■ Requirement
Tell how many lines in these records contain the string "bottom", with only the number as the reply.

■ Entries supplied
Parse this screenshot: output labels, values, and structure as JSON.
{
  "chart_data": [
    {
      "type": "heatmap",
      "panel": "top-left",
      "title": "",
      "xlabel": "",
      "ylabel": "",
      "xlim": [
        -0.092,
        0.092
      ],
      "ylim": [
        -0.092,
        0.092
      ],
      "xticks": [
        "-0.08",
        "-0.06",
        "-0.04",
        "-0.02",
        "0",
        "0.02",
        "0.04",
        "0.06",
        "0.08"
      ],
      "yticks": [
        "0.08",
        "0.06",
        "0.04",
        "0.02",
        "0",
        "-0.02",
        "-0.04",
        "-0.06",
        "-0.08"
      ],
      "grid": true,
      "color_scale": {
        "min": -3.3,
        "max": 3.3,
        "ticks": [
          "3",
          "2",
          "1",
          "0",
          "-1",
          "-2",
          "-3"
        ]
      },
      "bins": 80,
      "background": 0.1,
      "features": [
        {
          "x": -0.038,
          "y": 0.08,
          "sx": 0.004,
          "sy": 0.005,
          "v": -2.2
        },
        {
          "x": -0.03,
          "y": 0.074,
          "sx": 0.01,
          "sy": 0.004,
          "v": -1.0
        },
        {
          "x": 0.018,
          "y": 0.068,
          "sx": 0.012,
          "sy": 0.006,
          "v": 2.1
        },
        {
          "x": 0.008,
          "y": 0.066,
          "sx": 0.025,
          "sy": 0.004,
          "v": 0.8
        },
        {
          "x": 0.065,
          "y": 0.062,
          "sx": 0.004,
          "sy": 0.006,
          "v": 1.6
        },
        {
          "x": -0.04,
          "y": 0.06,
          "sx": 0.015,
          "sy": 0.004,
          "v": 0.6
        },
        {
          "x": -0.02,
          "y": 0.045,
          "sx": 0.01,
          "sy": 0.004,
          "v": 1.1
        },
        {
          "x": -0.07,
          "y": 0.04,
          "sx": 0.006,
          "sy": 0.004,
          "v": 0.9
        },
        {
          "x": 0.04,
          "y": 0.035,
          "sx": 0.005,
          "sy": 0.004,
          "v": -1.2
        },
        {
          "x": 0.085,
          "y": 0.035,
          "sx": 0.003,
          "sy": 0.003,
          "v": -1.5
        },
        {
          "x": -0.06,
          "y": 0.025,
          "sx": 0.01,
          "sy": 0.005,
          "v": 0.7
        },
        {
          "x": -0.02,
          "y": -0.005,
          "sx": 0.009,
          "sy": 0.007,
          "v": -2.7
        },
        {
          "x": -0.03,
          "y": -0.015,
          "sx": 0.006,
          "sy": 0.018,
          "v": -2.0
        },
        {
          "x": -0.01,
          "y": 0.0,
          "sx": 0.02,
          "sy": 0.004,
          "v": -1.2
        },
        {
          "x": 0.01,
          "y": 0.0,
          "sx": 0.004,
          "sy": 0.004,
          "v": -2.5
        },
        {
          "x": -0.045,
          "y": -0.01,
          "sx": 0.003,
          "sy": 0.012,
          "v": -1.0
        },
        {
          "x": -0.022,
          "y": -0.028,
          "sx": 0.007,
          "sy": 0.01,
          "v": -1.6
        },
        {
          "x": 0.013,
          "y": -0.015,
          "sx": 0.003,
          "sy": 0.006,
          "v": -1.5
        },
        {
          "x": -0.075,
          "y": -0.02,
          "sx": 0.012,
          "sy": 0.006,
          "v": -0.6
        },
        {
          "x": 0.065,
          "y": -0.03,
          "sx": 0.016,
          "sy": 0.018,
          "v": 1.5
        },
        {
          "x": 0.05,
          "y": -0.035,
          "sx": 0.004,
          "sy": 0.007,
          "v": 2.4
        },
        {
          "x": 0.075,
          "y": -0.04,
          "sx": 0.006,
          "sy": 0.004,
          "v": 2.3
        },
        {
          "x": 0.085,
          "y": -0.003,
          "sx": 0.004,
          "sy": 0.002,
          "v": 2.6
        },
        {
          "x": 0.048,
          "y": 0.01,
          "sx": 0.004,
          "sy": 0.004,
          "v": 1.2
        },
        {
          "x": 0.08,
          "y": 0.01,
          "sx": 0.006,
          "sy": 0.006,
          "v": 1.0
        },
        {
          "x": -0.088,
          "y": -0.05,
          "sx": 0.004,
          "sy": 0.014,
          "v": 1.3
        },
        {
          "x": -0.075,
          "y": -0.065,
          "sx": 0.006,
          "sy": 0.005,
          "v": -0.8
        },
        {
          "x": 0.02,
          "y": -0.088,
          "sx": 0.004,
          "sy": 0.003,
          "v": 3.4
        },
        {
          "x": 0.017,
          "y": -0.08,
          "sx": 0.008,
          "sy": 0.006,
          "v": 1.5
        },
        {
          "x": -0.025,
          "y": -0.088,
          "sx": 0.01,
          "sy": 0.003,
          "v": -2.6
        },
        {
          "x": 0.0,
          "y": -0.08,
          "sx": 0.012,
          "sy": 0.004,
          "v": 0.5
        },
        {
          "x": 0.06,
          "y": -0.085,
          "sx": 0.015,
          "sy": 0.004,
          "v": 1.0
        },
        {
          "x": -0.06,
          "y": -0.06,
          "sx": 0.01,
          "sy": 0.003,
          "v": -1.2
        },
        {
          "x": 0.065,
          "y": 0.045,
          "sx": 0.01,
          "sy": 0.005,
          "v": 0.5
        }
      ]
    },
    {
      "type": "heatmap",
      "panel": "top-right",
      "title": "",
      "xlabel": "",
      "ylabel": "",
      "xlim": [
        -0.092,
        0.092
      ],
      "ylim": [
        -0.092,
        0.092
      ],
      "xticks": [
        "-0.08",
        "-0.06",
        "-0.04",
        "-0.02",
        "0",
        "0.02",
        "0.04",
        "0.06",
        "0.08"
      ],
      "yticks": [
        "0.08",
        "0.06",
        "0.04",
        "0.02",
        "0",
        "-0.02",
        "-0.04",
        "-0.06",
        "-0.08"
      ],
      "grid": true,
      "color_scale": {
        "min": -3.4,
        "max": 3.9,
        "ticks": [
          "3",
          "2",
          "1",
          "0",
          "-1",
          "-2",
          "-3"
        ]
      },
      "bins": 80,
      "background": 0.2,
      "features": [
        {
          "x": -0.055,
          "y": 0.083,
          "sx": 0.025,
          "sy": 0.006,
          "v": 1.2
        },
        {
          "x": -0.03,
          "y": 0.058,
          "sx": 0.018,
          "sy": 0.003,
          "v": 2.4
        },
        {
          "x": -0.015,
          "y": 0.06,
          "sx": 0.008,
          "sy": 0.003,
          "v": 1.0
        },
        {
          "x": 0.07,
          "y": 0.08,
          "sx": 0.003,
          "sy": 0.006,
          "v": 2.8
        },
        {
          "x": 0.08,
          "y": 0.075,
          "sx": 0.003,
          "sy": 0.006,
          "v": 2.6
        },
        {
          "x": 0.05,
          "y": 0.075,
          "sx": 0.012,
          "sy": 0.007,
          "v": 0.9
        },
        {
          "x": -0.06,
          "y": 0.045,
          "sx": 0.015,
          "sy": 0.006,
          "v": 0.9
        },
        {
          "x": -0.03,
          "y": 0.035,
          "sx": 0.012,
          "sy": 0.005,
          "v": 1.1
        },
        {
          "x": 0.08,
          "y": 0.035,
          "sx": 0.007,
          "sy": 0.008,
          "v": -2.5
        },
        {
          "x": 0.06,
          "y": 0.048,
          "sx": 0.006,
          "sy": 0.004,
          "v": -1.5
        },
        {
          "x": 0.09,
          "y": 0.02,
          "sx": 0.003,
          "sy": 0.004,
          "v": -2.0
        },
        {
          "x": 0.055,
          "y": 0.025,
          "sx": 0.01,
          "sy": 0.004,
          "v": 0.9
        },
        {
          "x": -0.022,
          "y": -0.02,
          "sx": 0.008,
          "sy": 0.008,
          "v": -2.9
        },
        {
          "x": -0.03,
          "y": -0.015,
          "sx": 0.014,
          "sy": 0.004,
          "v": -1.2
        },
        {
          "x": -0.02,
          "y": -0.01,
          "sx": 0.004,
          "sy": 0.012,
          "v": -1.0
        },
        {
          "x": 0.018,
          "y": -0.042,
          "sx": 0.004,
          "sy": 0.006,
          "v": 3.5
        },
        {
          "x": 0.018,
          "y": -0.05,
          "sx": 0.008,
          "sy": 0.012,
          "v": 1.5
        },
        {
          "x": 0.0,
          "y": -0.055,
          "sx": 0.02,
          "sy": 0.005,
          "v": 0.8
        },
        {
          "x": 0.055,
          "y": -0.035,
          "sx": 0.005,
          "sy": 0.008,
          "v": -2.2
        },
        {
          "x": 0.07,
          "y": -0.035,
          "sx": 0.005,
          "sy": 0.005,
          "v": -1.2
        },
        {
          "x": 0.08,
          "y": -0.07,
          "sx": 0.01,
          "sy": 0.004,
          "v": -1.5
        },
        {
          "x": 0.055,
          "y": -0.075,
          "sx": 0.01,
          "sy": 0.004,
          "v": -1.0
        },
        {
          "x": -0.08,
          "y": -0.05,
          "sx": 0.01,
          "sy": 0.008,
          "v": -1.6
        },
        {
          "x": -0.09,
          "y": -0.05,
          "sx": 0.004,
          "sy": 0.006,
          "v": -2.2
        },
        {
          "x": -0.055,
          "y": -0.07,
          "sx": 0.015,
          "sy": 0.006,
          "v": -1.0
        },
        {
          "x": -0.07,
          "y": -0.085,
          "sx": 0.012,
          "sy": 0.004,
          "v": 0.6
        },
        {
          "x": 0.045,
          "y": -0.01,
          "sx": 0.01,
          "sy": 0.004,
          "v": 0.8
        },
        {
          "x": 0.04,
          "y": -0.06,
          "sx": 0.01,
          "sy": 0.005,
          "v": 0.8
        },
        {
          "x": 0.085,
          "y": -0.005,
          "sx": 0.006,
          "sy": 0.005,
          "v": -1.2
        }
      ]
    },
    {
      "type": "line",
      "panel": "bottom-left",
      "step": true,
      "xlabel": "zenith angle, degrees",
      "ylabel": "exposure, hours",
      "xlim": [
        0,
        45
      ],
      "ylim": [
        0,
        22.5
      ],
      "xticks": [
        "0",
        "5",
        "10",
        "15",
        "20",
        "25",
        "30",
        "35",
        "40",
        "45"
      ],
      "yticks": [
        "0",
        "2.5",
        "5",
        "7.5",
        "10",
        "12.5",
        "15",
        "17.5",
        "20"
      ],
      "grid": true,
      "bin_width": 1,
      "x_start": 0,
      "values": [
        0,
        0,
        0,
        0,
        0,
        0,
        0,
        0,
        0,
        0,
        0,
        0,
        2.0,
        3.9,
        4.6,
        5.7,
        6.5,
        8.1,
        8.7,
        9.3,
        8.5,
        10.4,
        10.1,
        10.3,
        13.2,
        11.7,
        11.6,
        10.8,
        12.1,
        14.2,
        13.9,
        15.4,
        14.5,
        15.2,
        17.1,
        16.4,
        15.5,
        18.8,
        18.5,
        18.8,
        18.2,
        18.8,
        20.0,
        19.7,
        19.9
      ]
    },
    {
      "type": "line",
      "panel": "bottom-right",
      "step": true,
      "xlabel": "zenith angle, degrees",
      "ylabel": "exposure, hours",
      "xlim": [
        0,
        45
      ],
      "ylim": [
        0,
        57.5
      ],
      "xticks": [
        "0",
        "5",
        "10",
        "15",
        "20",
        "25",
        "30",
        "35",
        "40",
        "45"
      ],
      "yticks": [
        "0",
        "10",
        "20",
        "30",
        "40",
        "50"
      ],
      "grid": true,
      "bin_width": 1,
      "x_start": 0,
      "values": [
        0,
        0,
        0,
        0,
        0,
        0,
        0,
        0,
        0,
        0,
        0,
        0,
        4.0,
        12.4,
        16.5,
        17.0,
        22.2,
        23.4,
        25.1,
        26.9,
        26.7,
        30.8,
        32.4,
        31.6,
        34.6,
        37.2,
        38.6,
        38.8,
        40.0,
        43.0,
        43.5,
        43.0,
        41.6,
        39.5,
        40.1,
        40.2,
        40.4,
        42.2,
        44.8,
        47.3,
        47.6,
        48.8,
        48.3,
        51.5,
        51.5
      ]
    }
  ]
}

■ Task result
2